▸ **Ações a realizar**:
1. Reproduza literalmente, no trecho sobre as músicas do Bixiga, tudo o que vai de "10 – CAMELO" até "pra nós! (MD)".
2. Prossiga com o trecho sobre as músicas do Bixiga a partir do ponto em que ele termina.

*** Trecho selecionado

A parte B da música é mais ambiciosa em termos de arranjo e harmonia do que o Bixiga normalmente faz. Mas logo entra um solo de tenor rasgado que traz tudo de volta à normalidade! Aquele som acelerado do Bixiga com todo mundo espancando os instrumentos… (CF)
10 – CAMELO
Lembro que, depois de tocar no (festival de musica eletrônica) Dekmantel, o pessoal voltou superanimado, querendo fazer um som ‘mais reto’, loopado, minimal, “mais música eletrônica”, sem tanta mudança, sem tanto riff e tal. (CS)
Fizemos essa música inspirados nos festivais de música eletrônica pelos quais já passamos. Tocar assim é novidade pra nós! (MD)
Curti bastante a ideia de fazer um som nessa onda, já que sou fã de dub, achei que seria uma boa oportunidade para brincar com o reverb e o delay … (CS)
Tentamos soar como uma base sintética, mas “dubeamos” organicamente. (MD)
A cereja do bolo foi depois que a gente tocou num casamento na Índia (????), no final de 2017, quando entrou o Nagará (instrumento de percussão bastante usado no Rajastão) na segunda parte do som e deu todo o clima bollywoodiano. (CS)

******
*** Registros de dados

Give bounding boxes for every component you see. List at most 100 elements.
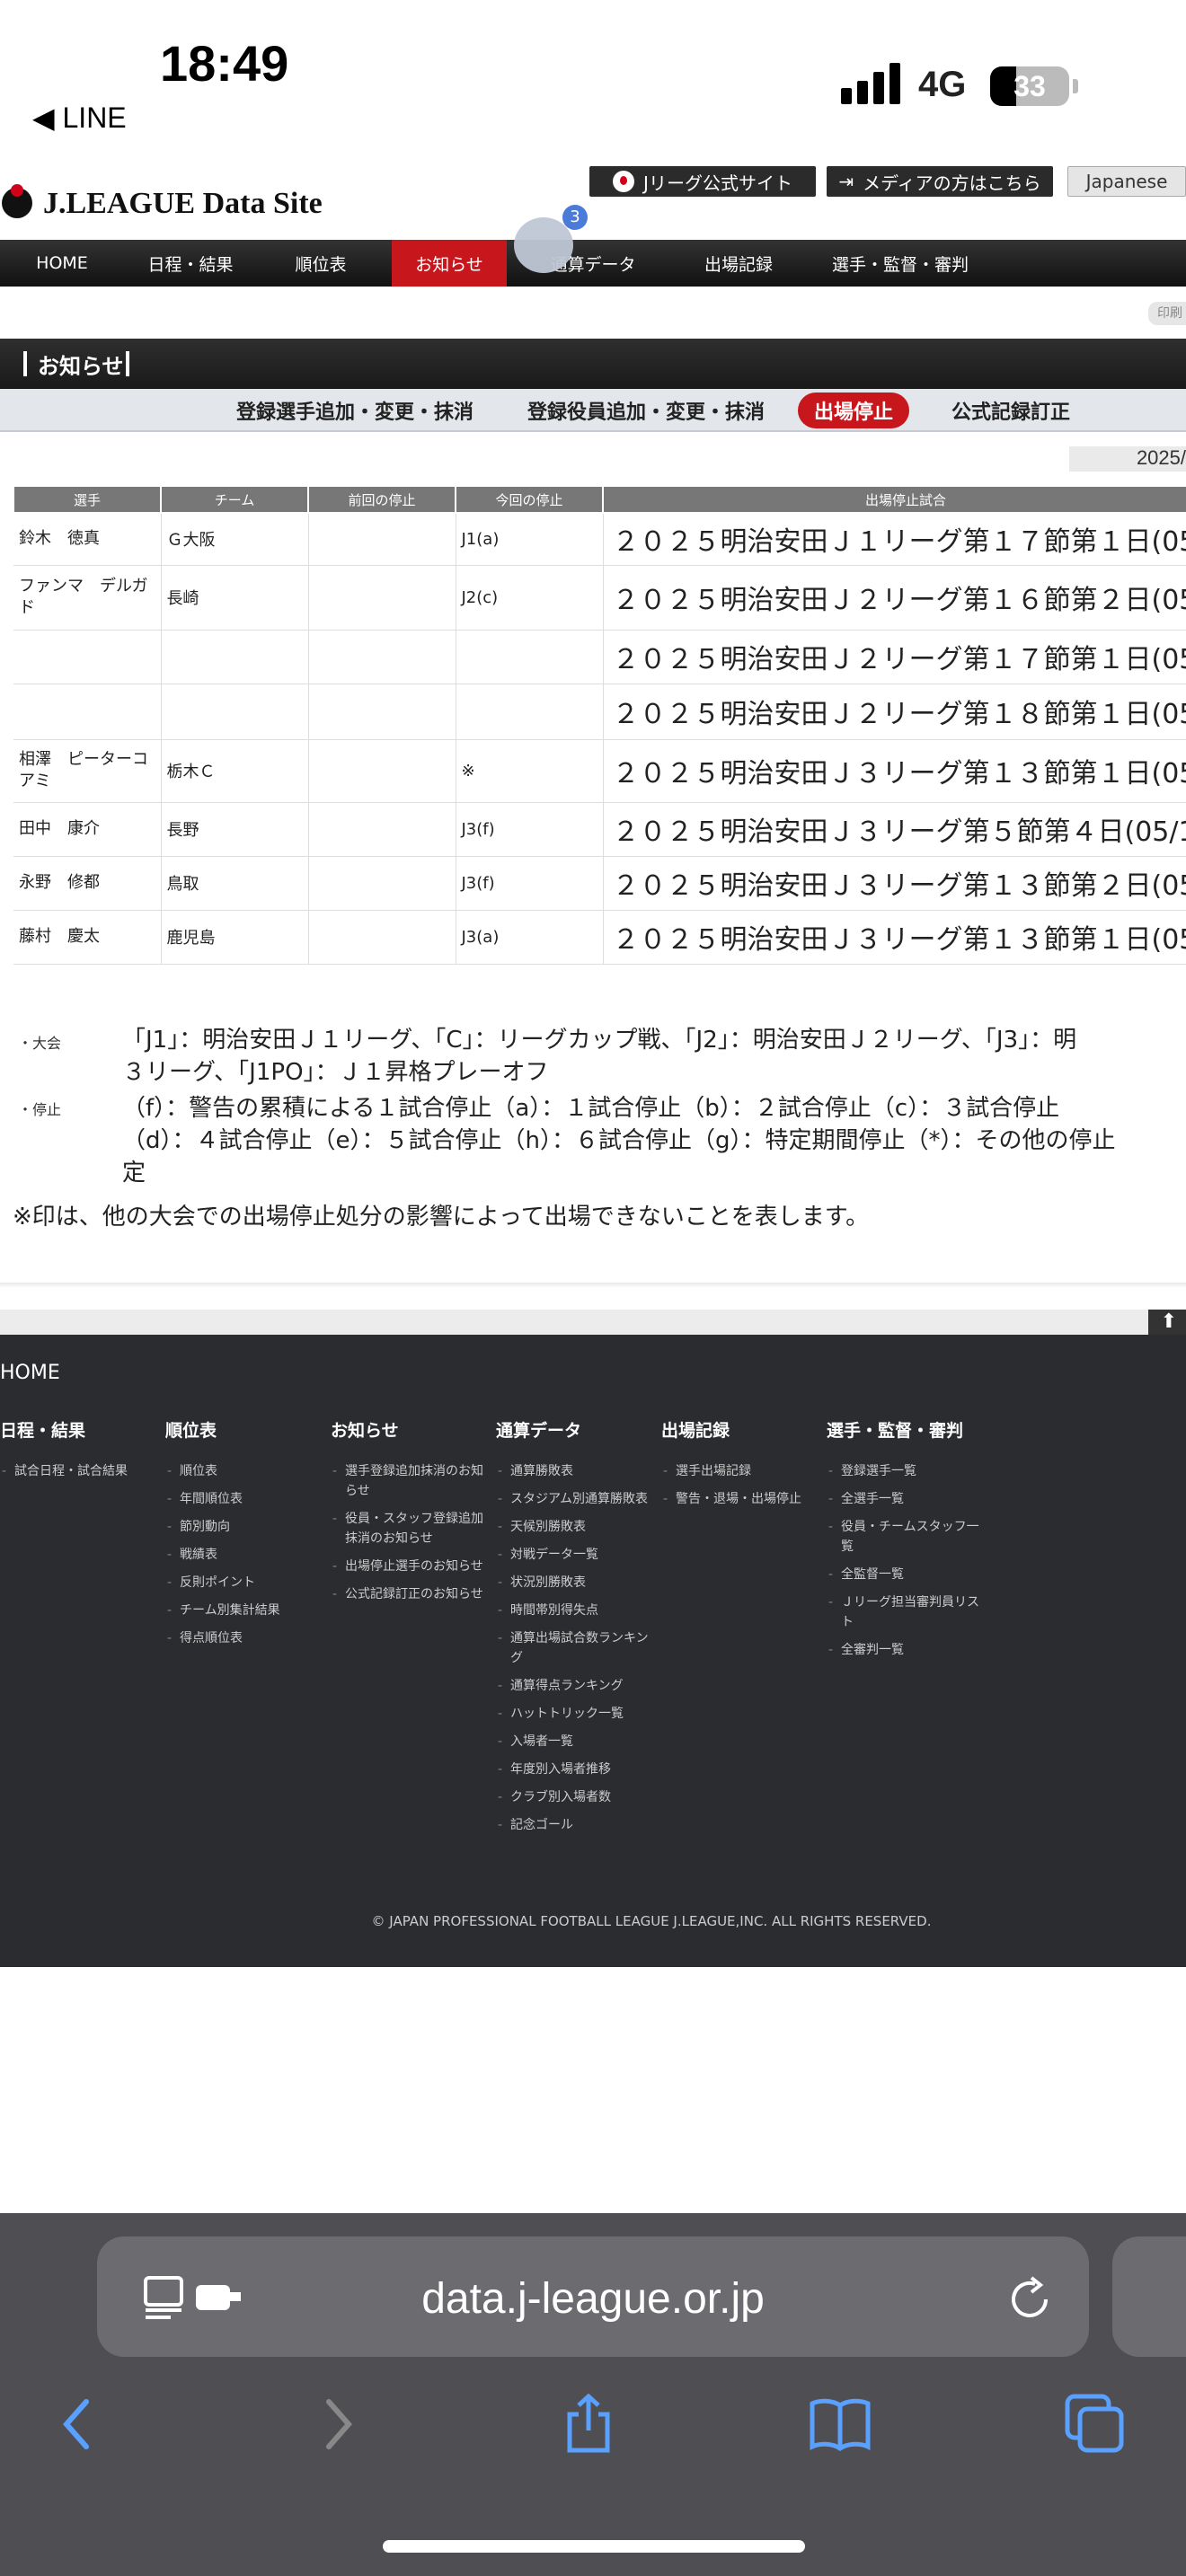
share-icon[interactable] [557,2393,620,2456]
footer-link[interactable]: 得点順位表 [165,1628,327,1648]
date-selector[interactable]: 2025/ [1069,446,1186,472]
back-to-top-icon[interactable]: ⬆ [1148,1310,1186,1335]
footer-link[interactable]: 通算得点ランキング [496,1676,658,1696]
subtab-suspension[interactable]: 出場停止 [791,389,916,432]
back-icon[interactable] [47,2393,110,2456]
print-button[interactable]: 印刷 [1148,302,1186,325]
previous-suspension [308,630,456,684]
footer-link[interactable]: 選手登録追加抹消のお知らせ [331,1461,492,1501]
suspended-match[interactable]: ２０２５明治安田Ｊ３リーグ第１３節第１日(05/17) [603,739,1186,803]
language-button[interactable]: Japanese [1067,166,1186,197]
table-row: 相澤 ピーターコアミ 栃木Ｃ ※ ２０２５明治安田Ｊ３リーグ第１３節第１日(05… [13,739,1186,803]
footer-link[interactable]: 役員・スタッフ登録追加抹消のお知らせ [331,1509,492,1548]
footer-link[interactable]: 公式記録訂正のお知らせ [331,1584,492,1604]
suspended-match[interactable]: ２０２５明治安田Ｊ３リーグ第５節第４日(05/14) [603,802,1186,857]
footer-link[interactable]: ハットトリック一覧 [496,1704,658,1724]
previous-suspension [308,910,456,965]
reload-icon[interactable] [1005,2274,1055,2325]
col-previous-suspension: 前回の停止 [307,485,456,514]
footer-link[interactable]: 記念ゴール [496,1815,658,1835]
table-row: 田中 康介 長野 J3(f) ２０２５明治安田Ｊ３リーグ第５節第４日(05/14… [13,802,1186,857]
previous-suspension [308,513,456,566]
player-name[interactable]: 永野 修都 [13,856,162,911]
footer-link[interactable]: 入場者一覧 [496,1732,658,1751]
player-name[interactable]: ファンマ デルガド [13,565,162,631]
footer-link[interactable]: 節別動向 [165,1517,327,1537]
subtab-player-registration[interactable]: 登録選手追加・変更・抹消 [225,389,485,432]
footer-link[interactable]: 年間順位表 [165,1489,327,1509]
player-name[interactable]: 鈴木 徳真 [13,513,162,566]
footer-link[interactable]: 戦績表 [165,1545,327,1565]
team-name: 長崎 [161,565,309,631]
player-name[interactable] [13,684,162,740]
footer-col-appearance: 出場記録 選手出場記録 警告・退場・出場停止 [661,1417,823,1517]
footer-link[interactable]: 登録選手一覧 [827,1461,988,1481]
footer-link[interactable]: 対戦データ一覧 [496,1545,658,1565]
footer-link[interactable]: 順位表 [165,1461,327,1481]
jleague-emblem-icon [0,184,36,224]
footer-link[interactable]: 警告・退場・出場停止 [661,1489,823,1509]
suspended-match[interactable]: ２０２５明治安田Ｊ３リーグ第１３節第２日(05/18) [603,856,1186,911]
footer-link[interactable]: Ｊリーグ担当審判員リスト [827,1592,988,1632]
footer-link[interactable]: 全監督一覧 [827,1565,988,1584]
footer-link[interactable]: 年度別入場者推移 [496,1760,658,1779]
footer-link[interactable]: クラブ別入場者数 [496,1787,658,1807]
nav-appearance-records[interactable]: 出場記録 [679,240,798,287]
back-to-app-link[interactable]: ◀ LINE [32,101,127,135]
footer-link[interactable]: 状況別勝敗表 [496,1573,658,1592]
footer-home-link[interactable]: HOME [0,1362,60,1384]
tournament-line-1: 「J1」：明治安田Ｊ１リーグ、「C」：リーグカップ戦、「J2」：明治安田Ｊ２リー… [122,1027,1077,1054]
team-name: 鳥取 [161,856,309,911]
subtab-record-correction[interactable]: 公式記録訂正 [934,389,1087,432]
battery-icon: 33 [990,66,1069,106]
home-indicator[interactable] [383,2540,805,2553]
team-name: Ｇ大阪 [161,513,309,566]
footer-link[interactable]: スタジアム別通算勝敗表 [496,1489,658,1509]
footer-col-people: 選手・監督・審判 登録選手一覧 全選手一覧 役員・チームスタッフ一覧 全監督一覧… [827,1417,988,1668]
reader-icon[interactable] [144,2274,243,2321]
footer-link[interactable]: 反則ポイント [165,1573,327,1592]
footer-link[interactable]: 役員・チームスタッフ一覧 [827,1517,988,1557]
footer-link[interactable]: 天候別勝敗表 [496,1517,658,1537]
footer-link[interactable]: 選手出場記録 [661,1461,823,1481]
footer-link[interactable]: 全審判一覧 [827,1640,988,1660]
suspended-match[interactable]: ２０２５明治安田Ｊ２リーグ第１７節第１日(05/25) [603,630,1186,684]
footer-link[interactable]: 出場停止選手のお知らせ [331,1557,492,1576]
player-name[interactable]: 田中 康介 [13,802,162,857]
nav-schedule[interactable]: 日程・結果 [128,240,253,287]
suspended-match[interactable]: ２０２５明治安田Ｊ２リーグ第１６節第２日(05/18) [603,565,1186,631]
bookmarks-icon[interactable] [809,2393,872,2456]
tabs-icon[interactable] [1062,2393,1125,2456]
suspended-match[interactable]: ２０２５明治安田Ｊ２リーグ第１８節第１日(05/31) [603,684,1186,740]
official-site-button[interactable]: Jリーグ公式サイト [589,166,816,197]
official-site-label: Jリーグ公式サイト [643,172,792,194]
content-divider [0,1283,1186,1288]
player-name[interactable]: 相澤 ピーターコアミ [13,739,162,803]
footer-link[interactable]: 通算勝敗表 [496,1461,658,1481]
player-name[interactable] [13,630,162,684]
nav-news[interactable]: お知らせ [392,240,507,287]
table-row: 永野 修都 鳥取 J3(f) ２０２５明治安田Ｊ３リーグ第１３節第２日(05/1… [13,856,1186,911]
nav-players-coaches-referees[interactable]: 選手・監督・審判 [819,240,981,287]
forward-icon[interactable] [305,2393,368,2456]
current-suspension: J3(f) [456,802,604,857]
footer-link[interactable]: 試合日程・試合結果 [0,1461,162,1481]
section-title: お知らせ [0,339,1186,389]
nav-standings[interactable]: 順位表 [257,240,385,287]
pagetop-bar [0,1310,1186,1335]
jleague-logo[interactable]: J.LEAGUE Data Site [0,184,323,224]
footer-link[interactable]: 通算出場試合数ランキング [496,1628,658,1668]
nav-home[interactable]: HOME [0,240,124,287]
footer-link[interactable]: チーム別集計結果 [165,1601,327,1620]
suspended-match[interactable]: ２０２５明治安田Ｊ１リーグ第１７節第１日(05/17) [603,513,1186,566]
player-name[interactable]: 藤村 慶太 [13,910,162,965]
footer-link[interactable]: 時間帯別得失点 [496,1601,658,1620]
subtab-staff-registration[interactable]: 登録役員追加・変更・抹消 [516,389,776,432]
footer-link[interactable]: 全選手一覧 [827,1489,988,1509]
signal-icon [841,63,900,104]
suspended-match[interactable]: ２０２５明治安田Ｊ３リーグ第１３節第１日(05/17) [603,910,1186,965]
floating-chat-bubble[interactable]: 3 [509,205,589,277]
footer-col-title: 通算データ [496,1421,582,1441]
media-button[interactable]: ⇥ メディアの方はこちら [827,166,1053,197]
team-name [161,684,309,740]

******

▸ **Respostas das tarefas**:
1.
10 – CAMELO
Lembro que, depois de tocar no (festival de musica eletrônica) Dekmantel, o pessoal voltou superanimado, querendo fazer um som ‘mais reto’, loopado, minimal, “mais música eletrônica”, sem tanta mudança, sem tanto riff e tal. (CS)
Fizemos essa música inspirados nos festivais de música eletrônica pelos quais já passamos. Tocar assim é novidade pra nós! (MD)

2.
Uma rave em Bollywood (MF)
“Day off” na Índia (DN)
Um salve pros nossos manos da banda holandesa Jungle By Night, que são mestres em soar sintéticos e orgânicos ao mesmo tempo. (MD)
11 – PORTAL
Essa música veio pronta. Douglas chegou no ensaio com tudo na cabeça. (MD)
Música para o amor! (DA)
O nome surgiu imediatamente assim como o “clima da canção”. (MD)
Meditativa, um portal para uma realidade paralela onde o amor é a regra e não a exceção. (DG)
Depois um especial de guitarra, um solo desconstruído do trompete e do trombone e um crescente da bateria e da percussão. (MD)
Música meditativa para transição dos astros (DN)
Já tocamos esse tema em vários países, foi um dos primeiros do novo disco a ser testado no palco. (MD)
Vai lá:
Bixiga 70 – lançamento do LP “Quebra-Cabeça”
Quando: 19, 20 e 27 de julho, às 21h30
Onde: Sesc Pompeia – R. Clélia, 93
Quanto: R$ 9,00 (comerciário), R$ 15,00 (meia), R$ 30,00 (inteira)
(ingressos esgotados)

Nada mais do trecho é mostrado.